Data entries
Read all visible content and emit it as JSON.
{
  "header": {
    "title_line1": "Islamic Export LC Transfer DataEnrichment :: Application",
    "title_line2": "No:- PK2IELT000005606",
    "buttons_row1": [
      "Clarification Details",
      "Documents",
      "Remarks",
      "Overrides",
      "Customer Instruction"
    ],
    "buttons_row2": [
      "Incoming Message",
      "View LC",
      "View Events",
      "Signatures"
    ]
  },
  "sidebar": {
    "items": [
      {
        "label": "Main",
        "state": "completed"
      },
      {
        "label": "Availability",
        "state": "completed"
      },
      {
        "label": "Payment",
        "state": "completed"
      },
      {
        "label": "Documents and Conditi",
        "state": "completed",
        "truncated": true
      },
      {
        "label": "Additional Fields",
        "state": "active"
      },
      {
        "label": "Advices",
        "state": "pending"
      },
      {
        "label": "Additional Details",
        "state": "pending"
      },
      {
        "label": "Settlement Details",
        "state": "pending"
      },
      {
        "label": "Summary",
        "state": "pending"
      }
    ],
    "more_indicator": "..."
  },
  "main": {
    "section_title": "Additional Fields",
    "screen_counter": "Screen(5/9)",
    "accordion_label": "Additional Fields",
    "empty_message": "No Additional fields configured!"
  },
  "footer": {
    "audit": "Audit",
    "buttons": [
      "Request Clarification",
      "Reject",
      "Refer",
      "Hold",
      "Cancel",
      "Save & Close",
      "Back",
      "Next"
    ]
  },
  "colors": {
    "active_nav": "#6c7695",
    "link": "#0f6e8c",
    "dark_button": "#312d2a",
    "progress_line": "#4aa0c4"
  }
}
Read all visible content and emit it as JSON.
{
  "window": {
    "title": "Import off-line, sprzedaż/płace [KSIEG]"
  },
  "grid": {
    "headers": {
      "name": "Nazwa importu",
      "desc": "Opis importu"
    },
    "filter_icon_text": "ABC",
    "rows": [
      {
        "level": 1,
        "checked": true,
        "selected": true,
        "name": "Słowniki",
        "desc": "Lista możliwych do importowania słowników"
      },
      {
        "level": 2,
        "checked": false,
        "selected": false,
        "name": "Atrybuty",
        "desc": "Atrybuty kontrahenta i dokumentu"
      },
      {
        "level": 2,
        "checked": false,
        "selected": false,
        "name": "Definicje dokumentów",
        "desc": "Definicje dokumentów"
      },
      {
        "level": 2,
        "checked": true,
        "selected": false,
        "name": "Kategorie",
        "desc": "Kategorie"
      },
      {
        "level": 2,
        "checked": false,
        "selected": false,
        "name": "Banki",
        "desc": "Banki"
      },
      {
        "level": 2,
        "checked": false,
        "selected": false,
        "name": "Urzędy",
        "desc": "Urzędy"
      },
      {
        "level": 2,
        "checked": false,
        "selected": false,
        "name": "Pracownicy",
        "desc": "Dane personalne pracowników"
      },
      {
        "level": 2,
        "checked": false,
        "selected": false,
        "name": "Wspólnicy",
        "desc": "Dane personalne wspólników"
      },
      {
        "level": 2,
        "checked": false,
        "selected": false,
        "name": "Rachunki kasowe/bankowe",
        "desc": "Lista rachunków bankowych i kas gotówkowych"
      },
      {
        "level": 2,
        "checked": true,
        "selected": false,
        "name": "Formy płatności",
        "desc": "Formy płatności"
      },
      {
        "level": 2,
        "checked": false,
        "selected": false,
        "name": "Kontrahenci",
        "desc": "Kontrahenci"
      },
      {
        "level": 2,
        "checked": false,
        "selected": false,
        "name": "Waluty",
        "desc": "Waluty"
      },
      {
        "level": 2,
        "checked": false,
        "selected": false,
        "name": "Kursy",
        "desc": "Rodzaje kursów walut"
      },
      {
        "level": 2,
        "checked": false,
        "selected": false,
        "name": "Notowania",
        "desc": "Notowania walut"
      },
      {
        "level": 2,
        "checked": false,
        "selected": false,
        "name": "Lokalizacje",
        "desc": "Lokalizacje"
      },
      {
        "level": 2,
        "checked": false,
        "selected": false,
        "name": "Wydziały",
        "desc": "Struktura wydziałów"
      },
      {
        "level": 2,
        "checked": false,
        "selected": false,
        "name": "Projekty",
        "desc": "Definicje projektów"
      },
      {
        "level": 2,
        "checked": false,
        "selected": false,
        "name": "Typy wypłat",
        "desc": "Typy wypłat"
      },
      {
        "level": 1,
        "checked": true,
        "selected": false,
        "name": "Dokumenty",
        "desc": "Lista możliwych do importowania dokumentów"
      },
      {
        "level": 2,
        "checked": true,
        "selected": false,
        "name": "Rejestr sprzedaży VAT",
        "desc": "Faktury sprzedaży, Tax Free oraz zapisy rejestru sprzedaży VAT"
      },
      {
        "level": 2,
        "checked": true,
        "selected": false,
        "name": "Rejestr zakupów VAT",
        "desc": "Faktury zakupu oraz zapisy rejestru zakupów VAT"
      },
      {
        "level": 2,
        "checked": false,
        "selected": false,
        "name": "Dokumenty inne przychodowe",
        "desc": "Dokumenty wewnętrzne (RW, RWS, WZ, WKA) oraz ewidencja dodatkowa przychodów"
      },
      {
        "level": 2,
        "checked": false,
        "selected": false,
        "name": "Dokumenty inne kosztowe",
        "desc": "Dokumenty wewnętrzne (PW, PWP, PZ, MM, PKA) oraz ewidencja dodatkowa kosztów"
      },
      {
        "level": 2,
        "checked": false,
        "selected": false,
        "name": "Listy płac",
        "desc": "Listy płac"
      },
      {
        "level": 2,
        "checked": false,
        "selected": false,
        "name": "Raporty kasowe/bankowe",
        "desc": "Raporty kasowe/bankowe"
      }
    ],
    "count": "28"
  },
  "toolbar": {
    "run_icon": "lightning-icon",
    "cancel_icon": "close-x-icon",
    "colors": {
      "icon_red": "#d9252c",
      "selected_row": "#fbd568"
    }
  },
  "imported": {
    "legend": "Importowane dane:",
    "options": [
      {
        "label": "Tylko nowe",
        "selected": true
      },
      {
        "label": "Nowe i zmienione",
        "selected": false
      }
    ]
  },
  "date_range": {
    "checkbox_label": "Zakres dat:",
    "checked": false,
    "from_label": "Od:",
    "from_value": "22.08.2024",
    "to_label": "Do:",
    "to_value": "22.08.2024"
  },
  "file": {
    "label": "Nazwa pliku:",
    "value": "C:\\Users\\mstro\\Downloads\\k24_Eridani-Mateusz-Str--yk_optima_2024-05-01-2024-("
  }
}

WRITTEN REQUEST:
Nothing in the data may differ; print all of it exactly as written.

FINAL RESULT:
Read all visible content and emit it as JSON.
{
  "header": {
    "title_line1": "Islamic Export LC Transfer DataEnrichment :: Application",
    "title_line2": "No:- PK2IELT000005606",
    "buttons_row1": [
      "Clarification Details",
      "Documents",
      "Remarks",
      "Overrides",
      "Customer Instruction"
    ],
    "buttons_row2": [
      "Incoming Message",
      "View LC",
      "View Events",
      "Signatures"
    ]
  },
  "sidebar": {
    "items": [
      {
        "label": "Main",
        "state": "completed"
      },
      {
        "label": "Availability",
        "state": "completed"
      },
      {
        "label": "Payment",
        "state": "completed"
      },
      {
        "label": "Documents and Conditi",
        "state": "completed",
        "truncated": true
      },
      {
        "label": "Additional Fields",
        "state": "active"
      },
      {
        "label": "Advices",
        "state": "pending"
      },
      {
        "label": "Additional Details",
        "state": "pending"
      },
      {
        "label": "Settlement Details",
        "state": "pending"
      },
      {
        "label": "Summary",
        "state": "pending"
      }
    ],
    "more_indicator": "..."
  },
  "main": {
    "section_title": "Additional Fields",
    "screen_counter": "Screen(5/9)",
    "accordion_label": "Additional Fields",
    "empty_message": "No Additional fields configured!"
  },
  "footer": {
    "audit": "Audit",
    "buttons": [
      "Request Clarification",
      "Reject",
      "Refer",
      "Hold",
      "Cancel",
      "Save & Close",
      "Back",
      "Next"
    ]
  },
  "colors": {
    "active_nav": "#6c7695",
    "link": "#0f6e8c",
    "dark_button": "#312d2a",
    "progress_line": "#4aa0c4"
  }
}
Read all visible content and emit it as JSON.
{
  "window": {
    "title": "Import off-line, sprzedaż/płace [KSIEG]"
  },
  "grid": {
    "headers": {
      "name": "Nazwa importu",
      "desc": "Opis importu"
    },
    "filter_icon_text": "ABC",
    "rows": [
      {
        "level": 1,
        "checked": true,
        "selected": true,
        "name": "Słowniki",
        "desc": "Lista możliwych do importowania słowników"
      },
      {
        "level": 2,
        "checked": false,
        "selected": false,
        "name": "Atrybuty",
        "desc": "Atrybuty kontrahenta i dokumentu"
      },
      {
        "level": 2,
        "checked": false,
        "selected": false,
        "name": "Definicje dokumentów",
        "desc": "Definicje dokumentów"
      },
      {
        "level": 2,
        "checked": true,
        "selected": false,
        "name": "Kategorie",
        "desc": "Kategorie"
      },
      {
        "level": 2,
        "checked": false,
        "selected": false,
        "name": "Banki",
        "desc": "Banki"
      },
      {
        "level": 2,
        "checked": false,
        "selected": false,
        "name": "Urzędy",
        "desc": "Urzędy"
      },
      {
        "level": 2,
        "checked": false,
        "selected": false,
        "name": "Pracownicy",
        "desc": "Dane personalne pracowników"
      },
      {
        "level": 2,
        "checked": false,
        "selected": false,
        "name": "Wspólnicy",
        "desc": "Dane personalne wspólników"
      },
      {
        "level": 2,
        "checked": false,
        "selected": false,
        "name": "Rachunki kasowe/bankowe",
        "desc": "Lista rachunków bankowych i kas gotówkowych"
      },
      {
        "level": 2,
        "checked": true,
        "selected": false,
        "name": "Formy płatności",
        "desc": "Formy płatności"
      },
      {
        "level": 2,
        "checked": false,
        "selected": false,
        "name": "Kontrahenci",
        "desc": "Kontrahenci"
      },
      {
        "level": 2,
        "checked": false,
        "selected": false,
        "name": "Waluty",
        "desc": "Waluty"
      },
      {
        "level": 2,
        "checked": false,
        "selected": false,
        "name": "Kursy",
        "desc": "Rodzaje kursów walut"
      },
      {
        "level": 2,
        "checked": false,
        "selected": false,
        "name": "Notowania",
        "desc": "Notowania walut"
      },
      {
        "level": 2,
        "checked": false,
        "selected": false,
        "name": "Lokalizacje",
        "desc": "Lokalizacje"
      },
      {
        "level": 2,
        "checked": false,
        "selected": false,
        "name": "Wydziały",
        "desc": "Struktura wydziałów"
      },
      {
        "level": 2,
        "checked": false,
        "selected": false,
        "name": "Projekty",
        "desc": "Definicje projektów"
      },
      {
        "level": 2,
        "checked": false,
        "selected": false,
        "name": "Typy wypłat",
        "desc": "Typy wypłat"
      },
      {
        "level": 1,
        "checked": true,
        "selected": false,
        "name": "Dokumenty",
        "desc": "Lista możliwych do importowania dokumentów"
      },
      {
        "level": 2,
        "checked": true,
        "selected": false,
        "name": "Rejestr sprzedaży VAT",
        "desc": "Faktury sprzedaży, Tax Free oraz zapisy rejestru sprzedaży VAT"
      },
      {
        "level": 2,
        "checked": true,
        "selected": false,
        "name": "Rejestr zakupów VAT",
        "desc": "Faktury zakupu oraz zapisy rejestru zakupów VAT"
      },
      {
        "level": 2,
        "checked": false,
        "selected": false,
        "name": "Dokumenty inne przychodowe",
        "desc": "Dokumenty wewnętrzne (RW, RWS, WZ, WKA) oraz ewidencja dodatkowa przychodów"
      },
      {
        "level": 2,
        "checked": false,
        "selected": false,
        "name": "Dokumenty inne kosztowe",
        "desc": "Dokumenty wewnętrzne (PW, PWP, PZ, MM, PKA) oraz ewidencja dodatkowa kosztów"
      },
      {
        "level": 2,
        "checked": false,
        "selected": false,
        "name": "Listy płac",
        "desc": "Listy płac"
      },
      {
        "level": 2,
        "checked": false,
        "selected": false,
        "name": "Raporty kasowe/bankowe",
        "desc": "Raporty kasowe/bankowe"
      }
    ],
    "count": "28"
  },
  "toolbar": {
    "run_icon": "lightning-icon",
    "cancel_icon": "close-x-icon",
    "colors": {
      "icon_red": "#d9252c",
      "selected_row": "#fbd568"
    }
  },
  "imported": {
    "legend": "Importowane dane:",
    "options": [
      {
        "label": "Tylko nowe",
        "selected": true
      },
      {
        "label": "Nowe i zmienione",
        "selected": false
      }
    ]
  },
  "date_range": {
    "checkbox_label": "Zakres dat:",
    "checked": false,
    "from_label": "Od:",
    "from_value": "22.08.2024",
    "to_label": "Do:",
    "to_value": "22.08.2024"
  },
  "file": {
    "label": "Nazwa pliku:",
    "value": "C:\\Users\\mstro\\Downloads\\k24_Eridani-Mateusz-Str--yk_optima_2024-05-01-2024-("
  }
}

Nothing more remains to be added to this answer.